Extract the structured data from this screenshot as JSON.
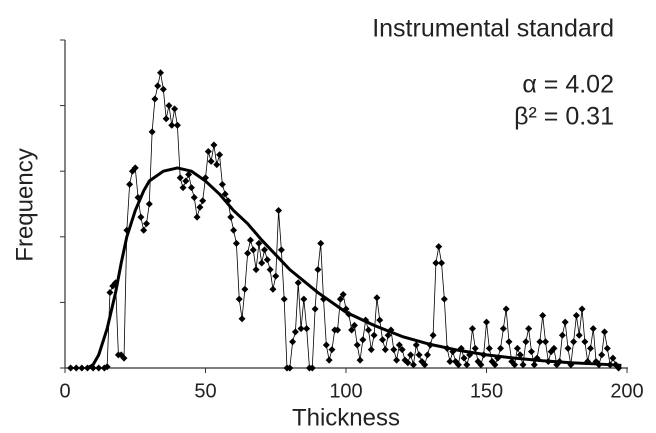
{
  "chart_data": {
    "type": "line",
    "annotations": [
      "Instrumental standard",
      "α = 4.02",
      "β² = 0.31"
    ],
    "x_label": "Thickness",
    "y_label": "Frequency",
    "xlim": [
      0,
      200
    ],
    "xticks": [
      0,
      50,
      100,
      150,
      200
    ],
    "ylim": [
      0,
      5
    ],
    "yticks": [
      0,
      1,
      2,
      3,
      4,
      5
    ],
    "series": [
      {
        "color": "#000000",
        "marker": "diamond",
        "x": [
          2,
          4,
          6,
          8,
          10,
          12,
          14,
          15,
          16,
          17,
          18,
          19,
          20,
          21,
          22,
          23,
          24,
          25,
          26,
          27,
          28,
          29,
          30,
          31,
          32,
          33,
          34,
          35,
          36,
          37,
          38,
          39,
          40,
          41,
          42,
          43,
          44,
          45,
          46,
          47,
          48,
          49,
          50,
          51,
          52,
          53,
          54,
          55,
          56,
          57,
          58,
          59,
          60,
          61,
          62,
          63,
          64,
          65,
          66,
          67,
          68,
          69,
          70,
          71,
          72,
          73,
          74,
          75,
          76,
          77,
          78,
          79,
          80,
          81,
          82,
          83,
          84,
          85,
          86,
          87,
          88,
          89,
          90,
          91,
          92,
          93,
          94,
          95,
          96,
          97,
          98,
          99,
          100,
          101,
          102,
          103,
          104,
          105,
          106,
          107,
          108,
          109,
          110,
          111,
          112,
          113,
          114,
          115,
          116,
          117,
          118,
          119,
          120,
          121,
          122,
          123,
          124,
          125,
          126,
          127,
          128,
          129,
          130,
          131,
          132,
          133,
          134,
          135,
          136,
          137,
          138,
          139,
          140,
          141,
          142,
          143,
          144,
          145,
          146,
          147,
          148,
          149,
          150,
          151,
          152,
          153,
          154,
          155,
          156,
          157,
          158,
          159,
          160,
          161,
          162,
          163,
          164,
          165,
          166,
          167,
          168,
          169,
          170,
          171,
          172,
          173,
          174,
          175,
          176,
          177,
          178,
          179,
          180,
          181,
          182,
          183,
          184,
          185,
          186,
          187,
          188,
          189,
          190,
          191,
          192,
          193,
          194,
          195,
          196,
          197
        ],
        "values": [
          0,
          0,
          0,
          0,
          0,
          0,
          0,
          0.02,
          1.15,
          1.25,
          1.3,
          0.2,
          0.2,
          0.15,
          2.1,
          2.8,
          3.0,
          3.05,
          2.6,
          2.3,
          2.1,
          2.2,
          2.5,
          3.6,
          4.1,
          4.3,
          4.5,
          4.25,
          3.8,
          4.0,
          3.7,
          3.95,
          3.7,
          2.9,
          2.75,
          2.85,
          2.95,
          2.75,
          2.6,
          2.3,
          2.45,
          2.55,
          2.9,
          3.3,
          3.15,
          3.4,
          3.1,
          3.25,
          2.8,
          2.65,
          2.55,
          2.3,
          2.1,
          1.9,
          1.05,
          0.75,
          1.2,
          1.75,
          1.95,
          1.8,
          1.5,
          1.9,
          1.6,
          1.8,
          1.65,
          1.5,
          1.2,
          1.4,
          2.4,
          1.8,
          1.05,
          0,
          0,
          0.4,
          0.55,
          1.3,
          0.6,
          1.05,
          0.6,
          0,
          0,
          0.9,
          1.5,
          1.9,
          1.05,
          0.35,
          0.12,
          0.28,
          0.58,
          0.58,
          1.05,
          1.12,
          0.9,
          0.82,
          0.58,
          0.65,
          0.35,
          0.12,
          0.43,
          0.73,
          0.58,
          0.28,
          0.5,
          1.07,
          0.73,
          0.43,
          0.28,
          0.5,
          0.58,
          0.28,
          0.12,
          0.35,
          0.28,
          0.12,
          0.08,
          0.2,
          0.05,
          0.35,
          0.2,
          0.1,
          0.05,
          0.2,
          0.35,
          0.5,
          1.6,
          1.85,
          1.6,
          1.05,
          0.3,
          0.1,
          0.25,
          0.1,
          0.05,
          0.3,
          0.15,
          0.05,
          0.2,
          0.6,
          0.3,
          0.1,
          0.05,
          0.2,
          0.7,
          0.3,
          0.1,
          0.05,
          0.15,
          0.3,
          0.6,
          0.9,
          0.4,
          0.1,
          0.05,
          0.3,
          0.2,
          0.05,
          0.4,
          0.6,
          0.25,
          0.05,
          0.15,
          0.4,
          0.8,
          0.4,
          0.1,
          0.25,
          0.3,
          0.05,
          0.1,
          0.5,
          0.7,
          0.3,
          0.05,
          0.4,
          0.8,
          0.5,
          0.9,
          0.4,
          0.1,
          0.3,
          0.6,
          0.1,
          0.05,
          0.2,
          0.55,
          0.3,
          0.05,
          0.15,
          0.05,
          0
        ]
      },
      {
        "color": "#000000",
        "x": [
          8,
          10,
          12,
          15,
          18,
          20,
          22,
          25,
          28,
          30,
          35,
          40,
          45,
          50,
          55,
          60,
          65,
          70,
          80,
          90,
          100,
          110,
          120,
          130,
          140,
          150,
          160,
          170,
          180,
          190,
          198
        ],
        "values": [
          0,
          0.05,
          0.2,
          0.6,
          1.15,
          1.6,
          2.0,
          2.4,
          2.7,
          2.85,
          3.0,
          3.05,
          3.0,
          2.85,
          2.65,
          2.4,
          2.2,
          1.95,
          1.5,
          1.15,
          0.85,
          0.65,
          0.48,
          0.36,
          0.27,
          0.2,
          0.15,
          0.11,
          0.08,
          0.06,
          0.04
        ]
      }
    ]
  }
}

**WHAT THE EXERCISE ASKS**. Give back every line exactly as it stands, pictures excluded.

**THE ANSWER**.
Extract the structured data from this screenshot as JSON.
{
  "chart_data": {
    "type": "line",
    "annotations": [
      "Instrumental standard",
      "α = 4.02",
      "β² = 0.31"
    ],
    "x_label": "Thickness",
    "y_label": "Frequency",
    "xlim": [
      0,
      200
    ],
    "xticks": [
      0,
      50,
      100,
      150,
      200
    ],
    "ylim": [
      0,
      5
    ],
    "yticks": [
      0,
      1,
      2,
      3,
      4,
      5
    ],
    "series": [
      {
        "color": "#000000",
        "marker": "diamond",
        "x": [
          2,
          4,
          6,
          8,
          10,
          12,
          14,
          15,
          16,
          17,
          18,
          19,
          20,
          21,
          22,
          23,
          24,
          25,
          26,
          27,
          28,
          29,
          30,
          31,
          32,
          33,
          34,
          35,
          36,
          37,
          38,
          39,
          40,
          41,
          42,
          43,
          44,
          45,
          46,
          47,
          48,
          49,
          50,
          51,
          52,
          53,
          54,
          55,
          56,
          57,
          58,
          59,
          60,
          61,
          62,
          63,
          64,
          65,
          66,
          67,
          68,
          69,
          70,
          71,
          72,
          73,
          74,
          75,
          76,
          77,
          78,
          79,
          80,
          81,
          82,
          83,
          84,
          85,
          86,
          87,
          88,
          89,
          90,
          91,
          92,
          93,
          94,
          95,
          96,
          97,
          98,
          99,
          100,
          101,
          102,
          103,
          104,
          105,
          106,
          107,
          108,
          109,
          110,
          111,
          112,
          113,
          114,
          115,
          116,
          117,
          118,
          119,
          120,
          121,
          122,
          123,
          124,
          125,
          126,
          127,
          128,
          129,
          130,
          131,
          132,
          133,
          134,
          135,
          136,
          137,
          138,
          139,
          140,
          141,
          142,
          143,
          144,
          145,
          146,
          147,
          148,
          149,
          150,
          151,
          152,
          153,
          154,
          155,
          156,
          157,
          158,
          159,
          160,
          161,
          162,
          163,
          164,
          165,
          166,
          167,
          168,
          169,
          170,
          171,
          172,
          173,
          174,
          175,
          176,
          177,
          178,
          179,
          180,
          181,
          182,
          183,
          184,
          185,
          186,
          187,
          188,
          189,
          190,
          191,
          192,
          193,
          194,
          195,
          196,
          197
        ],
        "values": [
          0,
          0,
          0,
          0,
          0,
          0,
          0,
          0.02,
          1.15,
          1.25,
          1.3,
          0.2,
          0.2,
          0.15,
          2.1,
          2.8,
          3.0,
          3.05,
          2.6,
          2.3,
          2.1,
          2.2,
          2.5,
          3.6,
          4.1,
          4.3,
          4.5,
          4.25,
          3.8,
          4.0,
          3.7,
          3.95,
          3.7,
          2.9,
          2.75,
          2.85,
          2.95,
          2.75,
          2.6,
          2.3,
          2.45,
          2.55,
          2.9,
          3.3,
          3.15,
          3.4,
          3.1,
          3.25,
          2.8,
          2.65,
          2.55,
          2.3,
          2.1,
          1.9,
          1.05,
          0.75,
          1.2,
          1.75,
          1.95,
          1.8,
          1.5,
          1.9,
          1.6,
          1.8,
          1.65,
          1.5,
          1.2,
          1.4,
          2.4,
          1.8,
          1.05,
          0,
          0,
          0.4,
          0.55,
          1.3,
          0.6,
          1.05,
          0.6,
          0,
          0,
          0.9,
          1.5,
          1.9,
          1.05,
          0.35,
          0.12,
          0.28,
          0.58,
          0.58,
          1.05,
          1.12,
          0.9,
          0.82,
          0.58,
          0.65,
          0.35,
          0.12,
          0.43,
          0.73,
          0.58,
          0.28,
          0.5,
          1.07,
          0.73,
          0.43,
          0.28,
          0.5,
          0.58,
          0.28,
          0.12,
          0.35,
          0.28,
          0.12,
          0.08,
          0.2,
          0.05,
          0.35,
          0.2,
          0.1,
          0.05,
          0.2,
          0.35,
          0.5,
          1.6,
          1.85,
          1.6,
          1.05,
          0.3,
          0.1,
          0.25,
          0.1,
          0.05,
          0.3,
          0.15,
          0.05,
          0.2,
          0.6,
          0.3,
          0.1,
          0.05,
          0.2,
          0.7,
          0.3,
          0.1,
          0.05,
          0.15,
          0.3,
          0.6,
          0.9,
          0.4,
          0.1,
          0.05,
          0.3,
          0.2,
          0.05,
          0.4,
          0.6,
          0.25,
          0.05,
          0.15,
          0.4,
          0.8,
          0.4,
          0.1,
          0.25,
          0.3,
          0.05,
          0.1,
          0.5,
          0.7,
          0.3,
          0.05,
          0.4,
          0.8,
          0.5,
          0.9,
          0.4,
          0.1,
          0.3,
          0.6,
          0.1,
          0.05,
          0.2,
          0.55,
          0.3,
          0.05,
          0.15,
          0.05,
          0
        ]
      },
      {
        "color": "#000000",
        "x": [
          8,
          10,
          12,
          15,
          18,
          20,
          22,
          25,
          28,
          30,
          35,
          40,
          45,
          50,
          55,
          60,
          65,
          70,
          80,
          90,
          100,
          110,
          120,
          130,
          140,
          150,
          160,
          170,
          180,
          190,
          198
        ],
        "values": [
          0,
          0.05,
          0.2,
          0.6,
          1.15,
          1.6,
          2.0,
          2.4,
          2.7,
          2.85,
          3.0,
          3.05,
          3.0,
          2.85,
          2.65,
          2.4,
          2.2,
          1.95,
          1.5,
          1.15,
          0.85,
          0.65,
          0.48,
          0.36,
          0.27,
          0.2,
          0.15,
          0.11,
          0.08,
          0.06,
          0.04
        ]
      }
    ]
  }
}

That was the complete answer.